From the entries that follow, pick out all lines holding "including".

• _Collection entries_
━━━━━━━━━━━━━━━━━━━━

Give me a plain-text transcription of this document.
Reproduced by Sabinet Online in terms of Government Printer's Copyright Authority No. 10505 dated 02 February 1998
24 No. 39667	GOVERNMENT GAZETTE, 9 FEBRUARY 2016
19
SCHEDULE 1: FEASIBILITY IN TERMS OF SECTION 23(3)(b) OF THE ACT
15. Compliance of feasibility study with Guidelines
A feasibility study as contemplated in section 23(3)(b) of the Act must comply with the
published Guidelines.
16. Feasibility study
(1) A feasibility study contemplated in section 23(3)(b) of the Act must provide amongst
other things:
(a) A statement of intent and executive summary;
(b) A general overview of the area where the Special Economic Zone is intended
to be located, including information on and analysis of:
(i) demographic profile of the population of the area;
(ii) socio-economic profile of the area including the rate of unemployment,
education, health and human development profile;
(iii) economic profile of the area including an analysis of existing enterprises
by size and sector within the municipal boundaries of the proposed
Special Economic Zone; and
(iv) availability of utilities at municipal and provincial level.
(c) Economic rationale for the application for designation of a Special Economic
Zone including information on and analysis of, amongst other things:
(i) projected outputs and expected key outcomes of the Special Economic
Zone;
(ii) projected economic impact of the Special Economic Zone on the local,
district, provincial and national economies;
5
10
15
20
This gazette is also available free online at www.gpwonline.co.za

━━━━━━━━━━━━━━━━━━━━

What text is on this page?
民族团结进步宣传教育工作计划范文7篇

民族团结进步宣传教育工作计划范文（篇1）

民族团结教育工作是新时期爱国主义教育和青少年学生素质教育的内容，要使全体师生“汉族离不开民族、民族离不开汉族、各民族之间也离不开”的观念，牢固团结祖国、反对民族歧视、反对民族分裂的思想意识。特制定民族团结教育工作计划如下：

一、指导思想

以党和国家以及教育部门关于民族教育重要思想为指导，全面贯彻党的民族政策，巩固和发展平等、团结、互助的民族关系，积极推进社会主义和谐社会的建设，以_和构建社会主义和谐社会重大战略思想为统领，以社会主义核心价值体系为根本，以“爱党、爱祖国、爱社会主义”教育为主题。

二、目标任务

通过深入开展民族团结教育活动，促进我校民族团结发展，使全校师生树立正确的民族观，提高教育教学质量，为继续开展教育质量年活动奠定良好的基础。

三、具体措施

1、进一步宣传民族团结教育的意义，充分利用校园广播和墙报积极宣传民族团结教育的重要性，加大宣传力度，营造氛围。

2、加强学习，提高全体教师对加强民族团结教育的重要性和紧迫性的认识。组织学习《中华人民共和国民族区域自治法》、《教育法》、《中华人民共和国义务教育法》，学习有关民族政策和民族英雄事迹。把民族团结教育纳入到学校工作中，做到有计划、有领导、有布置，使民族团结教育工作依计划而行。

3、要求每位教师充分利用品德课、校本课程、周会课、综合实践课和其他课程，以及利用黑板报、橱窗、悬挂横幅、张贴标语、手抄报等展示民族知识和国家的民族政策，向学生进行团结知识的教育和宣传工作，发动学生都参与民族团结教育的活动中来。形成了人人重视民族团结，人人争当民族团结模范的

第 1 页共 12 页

━━━━━━━━━━━━━━━━━━━━

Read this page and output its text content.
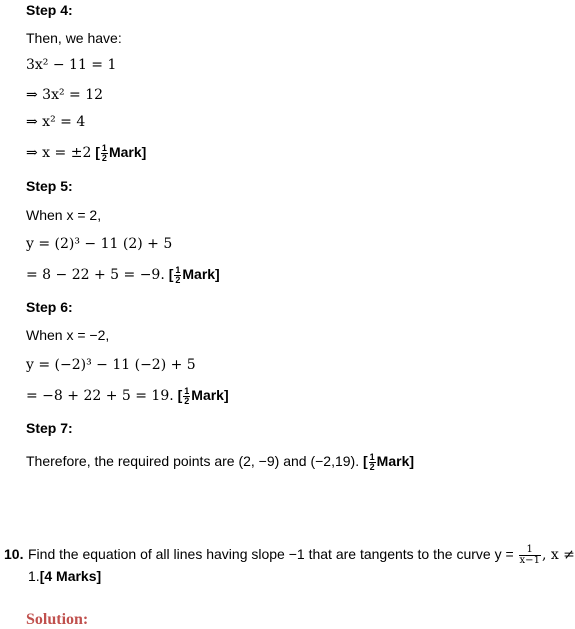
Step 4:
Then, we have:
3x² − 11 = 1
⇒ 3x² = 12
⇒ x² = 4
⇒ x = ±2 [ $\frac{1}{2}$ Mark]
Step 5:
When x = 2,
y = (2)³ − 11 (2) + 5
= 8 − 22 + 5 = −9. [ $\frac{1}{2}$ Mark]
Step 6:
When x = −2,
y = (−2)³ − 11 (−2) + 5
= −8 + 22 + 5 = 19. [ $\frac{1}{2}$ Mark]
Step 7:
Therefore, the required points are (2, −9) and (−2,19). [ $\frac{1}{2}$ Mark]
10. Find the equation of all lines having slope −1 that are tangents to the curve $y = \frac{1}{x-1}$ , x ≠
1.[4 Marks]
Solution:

━━━━━━━━━━━━━━━━━━━━

• _Answer to this exercise_
to be located, including information on and analysis of:
(ii) socio-economic profile of the area including the rate of unemployment,
(iii) economic profile of the area including an analysis of existing enterprises
Zone including information on and analysis of, amongst other things:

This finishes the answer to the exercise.